▶ INFORMATION SHOWN:
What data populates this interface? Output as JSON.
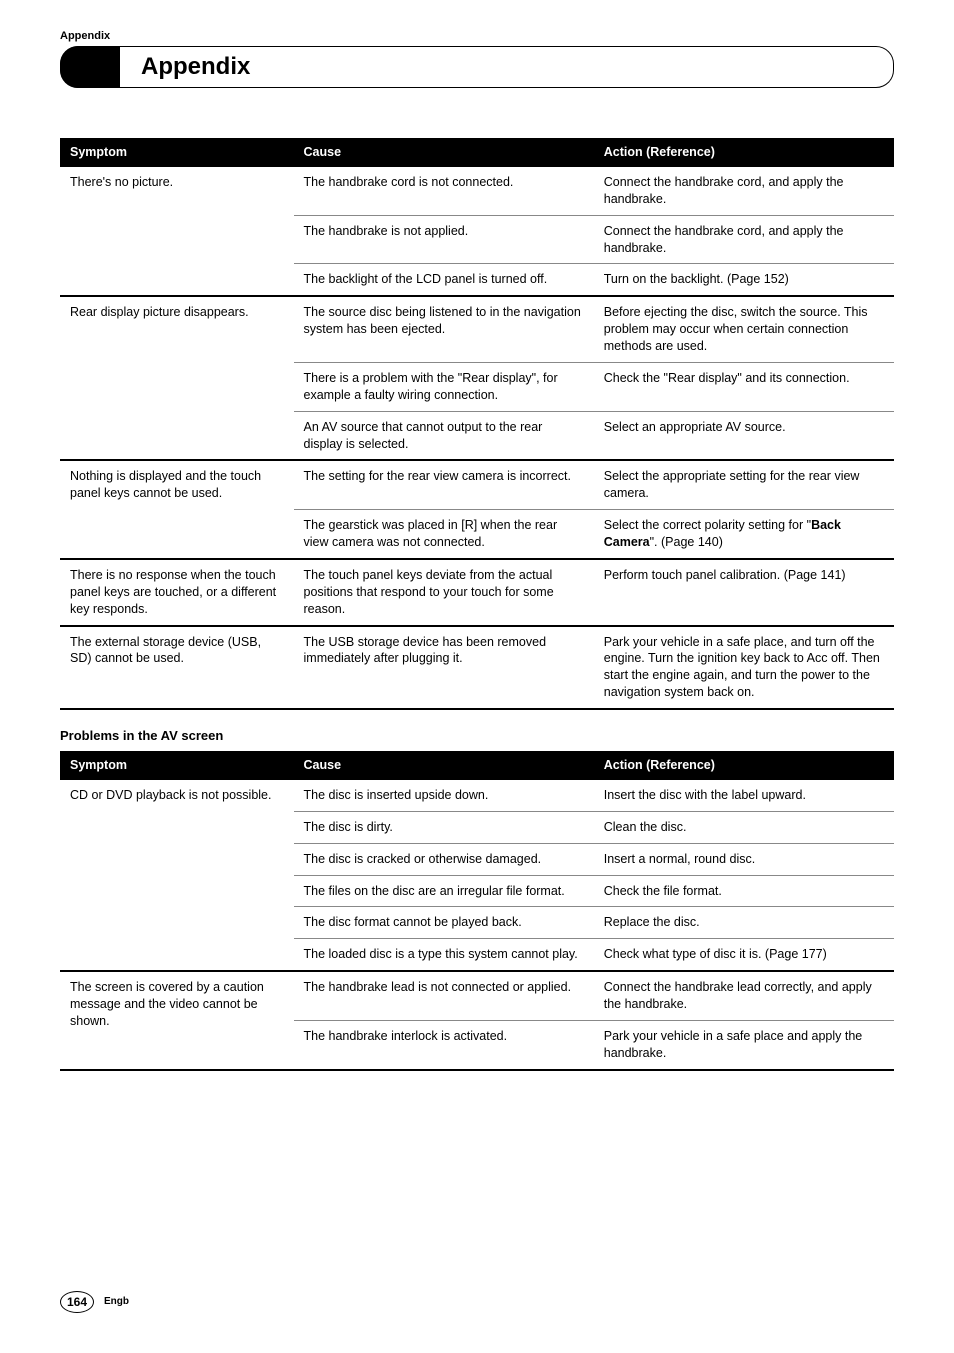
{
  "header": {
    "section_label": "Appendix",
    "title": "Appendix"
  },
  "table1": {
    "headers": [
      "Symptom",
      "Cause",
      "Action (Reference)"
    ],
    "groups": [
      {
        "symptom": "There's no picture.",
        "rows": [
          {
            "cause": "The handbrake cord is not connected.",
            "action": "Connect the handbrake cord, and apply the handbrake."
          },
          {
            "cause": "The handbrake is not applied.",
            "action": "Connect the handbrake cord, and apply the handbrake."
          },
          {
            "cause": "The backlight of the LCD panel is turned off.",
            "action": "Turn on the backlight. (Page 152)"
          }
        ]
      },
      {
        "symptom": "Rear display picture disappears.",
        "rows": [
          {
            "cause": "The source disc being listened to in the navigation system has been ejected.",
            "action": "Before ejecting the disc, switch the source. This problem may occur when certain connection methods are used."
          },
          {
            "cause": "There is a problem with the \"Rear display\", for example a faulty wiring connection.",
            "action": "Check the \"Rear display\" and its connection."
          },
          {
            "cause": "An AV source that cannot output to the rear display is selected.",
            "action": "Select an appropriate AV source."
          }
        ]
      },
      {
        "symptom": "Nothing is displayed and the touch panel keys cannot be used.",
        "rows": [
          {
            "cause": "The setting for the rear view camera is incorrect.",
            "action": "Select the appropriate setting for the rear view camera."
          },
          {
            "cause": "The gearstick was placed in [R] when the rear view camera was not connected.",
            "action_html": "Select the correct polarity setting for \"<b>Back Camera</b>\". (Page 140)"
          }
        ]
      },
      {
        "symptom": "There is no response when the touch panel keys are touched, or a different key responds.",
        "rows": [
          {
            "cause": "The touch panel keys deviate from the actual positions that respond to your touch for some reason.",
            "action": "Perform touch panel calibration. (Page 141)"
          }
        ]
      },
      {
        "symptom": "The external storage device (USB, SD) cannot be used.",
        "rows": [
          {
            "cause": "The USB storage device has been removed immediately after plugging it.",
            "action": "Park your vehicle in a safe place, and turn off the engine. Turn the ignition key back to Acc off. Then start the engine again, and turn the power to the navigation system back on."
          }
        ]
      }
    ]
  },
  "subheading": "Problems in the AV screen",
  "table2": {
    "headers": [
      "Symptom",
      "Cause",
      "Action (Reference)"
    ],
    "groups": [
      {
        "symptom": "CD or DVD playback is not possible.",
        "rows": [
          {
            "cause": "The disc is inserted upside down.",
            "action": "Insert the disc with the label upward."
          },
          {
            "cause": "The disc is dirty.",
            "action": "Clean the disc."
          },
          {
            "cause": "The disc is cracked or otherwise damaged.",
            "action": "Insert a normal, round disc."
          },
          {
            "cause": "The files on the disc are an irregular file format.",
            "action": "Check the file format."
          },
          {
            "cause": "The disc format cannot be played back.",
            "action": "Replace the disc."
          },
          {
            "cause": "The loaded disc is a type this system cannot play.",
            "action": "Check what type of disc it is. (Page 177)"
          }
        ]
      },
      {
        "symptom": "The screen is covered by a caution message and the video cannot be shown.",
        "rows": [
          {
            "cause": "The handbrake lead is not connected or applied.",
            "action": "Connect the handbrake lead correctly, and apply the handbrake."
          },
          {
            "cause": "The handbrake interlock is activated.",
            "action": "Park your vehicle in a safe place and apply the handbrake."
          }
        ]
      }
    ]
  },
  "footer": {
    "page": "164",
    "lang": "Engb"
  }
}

▶ EXERCISE AIM:
Without the pictures, repeat all the records word for word.

▶ ANSWER TO THE EXERCISE:
What data populates this interface? Output as JSON.
{
  "header": {
    "section_label": "Appendix",
    "title": "Appendix"
  },
  "table1": {
    "headers": [
      "Symptom",
      "Cause",
      "Action (Reference)"
    ],
    "groups": [
      {
        "symptom": "There's no picture.",
        "rows": [
          {
            "cause": "The handbrake cord is not connected.",
            "action": "Connect the handbrake cord, and apply the handbrake."
          },
          {
            "cause": "The handbrake is not applied.",
            "action": "Connect the handbrake cord, and apply the handbrake."
          },
          {
            "cause": "The backlight of the LCD panel is turned off.",
            "action": "Turn on the backlight. (Page 152)"
          }
        ]
      },
      {
        "symptom": "Rear display picture disappears.",
        "rows": [
          {
            "cause": "The source disc being listened to in the navigation system has been ejected.",
            "action": "Before ejecting the disc, switch the source. This problem may occur when certain connection methods are used."
          },
          {
            "cause": "There is a problem with the \"Rear display\", for example a faulty wiring connection.",
            "action": "Check the \"Rear display\" and its connection."
          },
          {
            "cause": "An AV source that cannot output to the rear display is selected.",
            "action": "Select an appropriate AV source."
          }
        ]
      },
      {
        "symptom": "Nothing is displayed and the touch panel keys cannot be used.",
        "rows": [
          {
            "cause": "The setting for the rear view camera is incorrect.",
            "action": "Select the appropriate setting for the rear view camera."
          },
          {
            "cause": "The gearstick was placed in [R] when the rear view camera was not connected.",
            "action_html": "Select the correct polarity setting for \"<b>Back Camera</b>\". (Page 140)"
          }
        ]
      },
      {
        "symptom": "There is no response when the touch panel keys are touched, or a different key responds.",
        "rows": [
          {
            "cause": "The touch panel keys deviate from the actual positions that respond to your touch for some reason.",
            "action": "Perform touch panel calibration. (Page 141)"
          }
        ]
      },
      {
        "symptom": "The external storage device (USB, SD) cannot be used.",
        "rows": [
          {
            "cause": "The USB storage device has been removed immediately after plugging it.",
            "action": "Park your vehicle in a safe place, and turn off the engine. Turn the ignition key back to Acc off. Then start the engine again, and turn the power to the navigation system back on."
          }
        ]
      }
    ]
  },
  "subheading": "Problems in the AV screen",
  "table2": {
    "headers": [
      "Symptom",
      "Cause",
      "Action (Reference)"
    ],
    "groups": [
      {
        "symptom": "CD or DVD playback is not possible.",
        "rows": [
          {
            "cause": "The disc is inserted upside down.",
            "action": "Insert the disc with the label upward."
          },
          {
            "cause": "The disc is dirty.",
            "action": "Clean the disc."
          },
          {
            "cause": "The disc is cracked or otherwise damaged.",
            "action": "Insert a normal, round disc."
          },
          {
            "cause": "The files on the disc are an irregular file format.",
            "action": "Check the file format."
          },
          {
            "cause": "The disc format cannot be played back.",
            "action": "Replace the disc."
          },
          {
            "cause": "The loaded disc is a type this system cannot play.",
            "action": "Check what type of disc it is. (Page 177)"
          }
        ]
      },
      {
        "symptom": "The screen is covered by a caution message and the video cannot be shown.",
        "rows": [
          {
            "cause": "The handbrake lead is not connected or applied.",
            "action": "Connect the handbrake lead correctly, and apply the handbrake."
          },
          {
            "cause": "The handbrake interlock is activated.",
            "action": "Park your vehicle in a safe place and apply the handbrake."
          }
        ]
      }
    ]
  },
  "footer": {
    "page": "164",
    "lang": "Engb"
  }
}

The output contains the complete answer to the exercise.